# [Instruction]
Output the entries below exactly as written, omitting pictures.
* START Information provided *
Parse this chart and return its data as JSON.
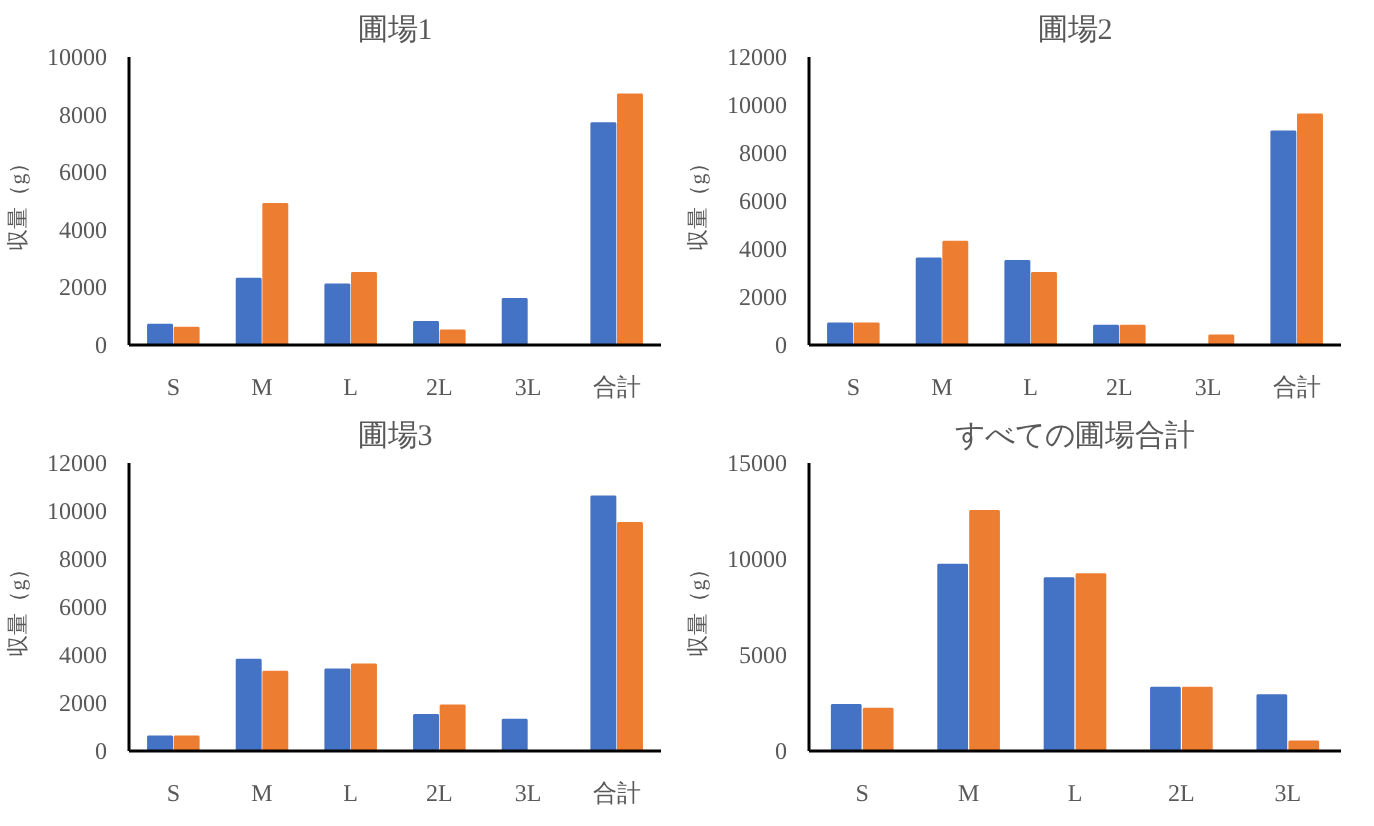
{
  "chart_data": [
    {
      "type": "bar",
      "title": "圃場1",
      "ylabel": "収量（g）",
      "categories": [
        "S",
        "M",
        "L",
        "2L",
        "3L",
        "合計"
      ],
      "ylim": [
        0,
        10000
      ],
      "yticks": [
        0,
        2000,
        4000,
        6000,
        8000,
        10000
      ],
      "series": [
        {
          "color": "#4472c4",
          "values": [
            700,
            2300,
            2100,
            800,
            1600,
            7700
          ]
        },
        {
          "color": "#ed7d31",
          "values": [
            600,
            4900,
            2500,
            500,
            null,
            8700
          ]
        }
      ]
    },
    {
      "type": "bar",
      "title": "圃場2",
      "ylabel": "収量（g）",
      "categories": [
        "S",
        "M",
        "L",
        "2L",
        "3L",
        "合計"
      ],
      "ylim": [
        0,
        12000
      ],
      "yticks": [
        0,
        2000,
        4000,
        6000,
        8000,
        10000,
        12000
      ],
      "series": [
        {
          "color": "#4472c4",
          "values": [
            900,
            3600,
            3500,
            800,
            null,
            8900
          ]
        },
        {
          "color": "#ed7d31",
          "values": [
            900,
            4300,
            3000,
            800,
            400,
            9600
          ]
        }
      ]
    },
    {
      "type": "bar",
      "title": "圃場3",
      "ylabel": "収量（g）",
      "categories": [
        "S",
        "M",
        "L",
        "2L",
        "3L",
        "合計"
      ],
      "ylim": [
        0,
        12000
      ],
      "yticks": [
        0,
        2000,
        4000,
        6000,
        8000,
        10000,
        12000
      ],
      "series": [
        {
          "color": "#4472c4",
          "values": [
            600,
            3800,
            3400,
            1500,
            1300,
            10600
          ]
        },
        {
          "color": "#ed7d31",
          "values": [
            600,
            3300,
            3600,
            1900,
            null,
            9500
          ]
        }
      ]
    },
    {
      "type": "bar",
      "title": "すべての圃場合計",
      "ylabel": "収量（g）",
      "categories": [
        "S",
        "M",
        "L",
        "2L",
        "3L"
      ],
      "ylim": [
        0,
        15000
      ],
      "yticks": [
        0,
        5000,
        10000,
        15000
      ],
      "series": [
        {
          "color": "#4472c4",
          "values": [
            2400,
            9700,
            9000,
            3300,
            2900
          ]
        },
        {
          "color": "#ed7d31",
          "values": [
            2200,
            12500,
            9200,
            3300,
            500
          ]
        }
      ]
    }
  ]
}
* END Information provided *
# [Answer to this problem]
Parse this chart and return its data as JSON.
{
  "chart_data": [
    {
      "type": "bar",
      "title": "圃場1",
      "ylabel": "収量（g）",
      "categories": [
        "S",
        "M",
        "L",
        "2L",
        "3L",
        "合計"
      ],
      "ylim": [
        0,
        10000
      ],
      "yticks": [
        0,
        2000,
        4000,
        6000,
        8000,
        10000
      ],
      "series": [
        {
          "color": "#4472c4",
          "values": [
            700,
            2300,
            2100,
            800,
            1600,
            7700
          ]
        },
        {
          "color": "#ed7d31",
          "values": [
            600,
            4900,
            2500,
            500,
            null,
            8700
          ]
        }
      ]
    },
    {
      "type": "bar",
      "title": "圃場2",
      "ylabel": "収量（g）",
      "categories": [
        "S",
        "M",
        "L",
        "2L",
        "3L",
        "合計"
      ],
      "ylim": [
        0,
        12000
      ],
      "yticks": [
        0,
        2000,
        4000,
        6000,
        8000,
        10000,
        12000
      ],
      "series": [
        {
          "color": "#4472c4",
          "values": [
            900,
            3600,
            3500,
            800,
            null,
            8900
          ]
        },
        {
          "color": "#ed7d31",
          "values": [
            900,
            4300,
            3000,
            800,
            400,
            9600
          ]
        }
      ]
    },
    {
      "type": "bar",
      "title": "圃場3",
      "ylabel": "収量（g）",
      "categories": [
        "S",
        "M",
        "L",
        "2L",
        "3L",
        "合計"
      ],
      "ylim": [
        0,
        12000
      ],
      "yticks": [
        0,
        2000,
        4000,
        6000,
        8000,
        10000,
        12000
      ],
      "series": [
        {
          "color": "#4472c4",
          "values": [
            600,
            3800,
            3400,
            1500,
            1300,
            10600
          ]
        },
        {
          "color": "#ed7d31",
          "values": [
            600,
            3300,
            3600,
            1900,
            null,
            9500
          ]
        }
      ]
    },
    {
      "type": "bar",
      "title": "すべての圃場合計",
      "ylabel": "収量（g）",
      "categories": [
        "S",
        "M",
        "L",
        "2L",
        "3L"
      ],
      "ylim": [
        0,
        15000
      ],
      "yticks": [
        0,
        5000,
        10000,
        15000
      ],
      "series": [
        {
          "color": "#4472c4",
          "values": [
            2400,
            9700,
            9000,
            3300,
            2900
          ]
        },
        {
          "color": "#ed7d31",
          "values": [
            2200,
            12500,
            9200,
            3300,
            500
          ]
        }
      ]
    }
  ]
}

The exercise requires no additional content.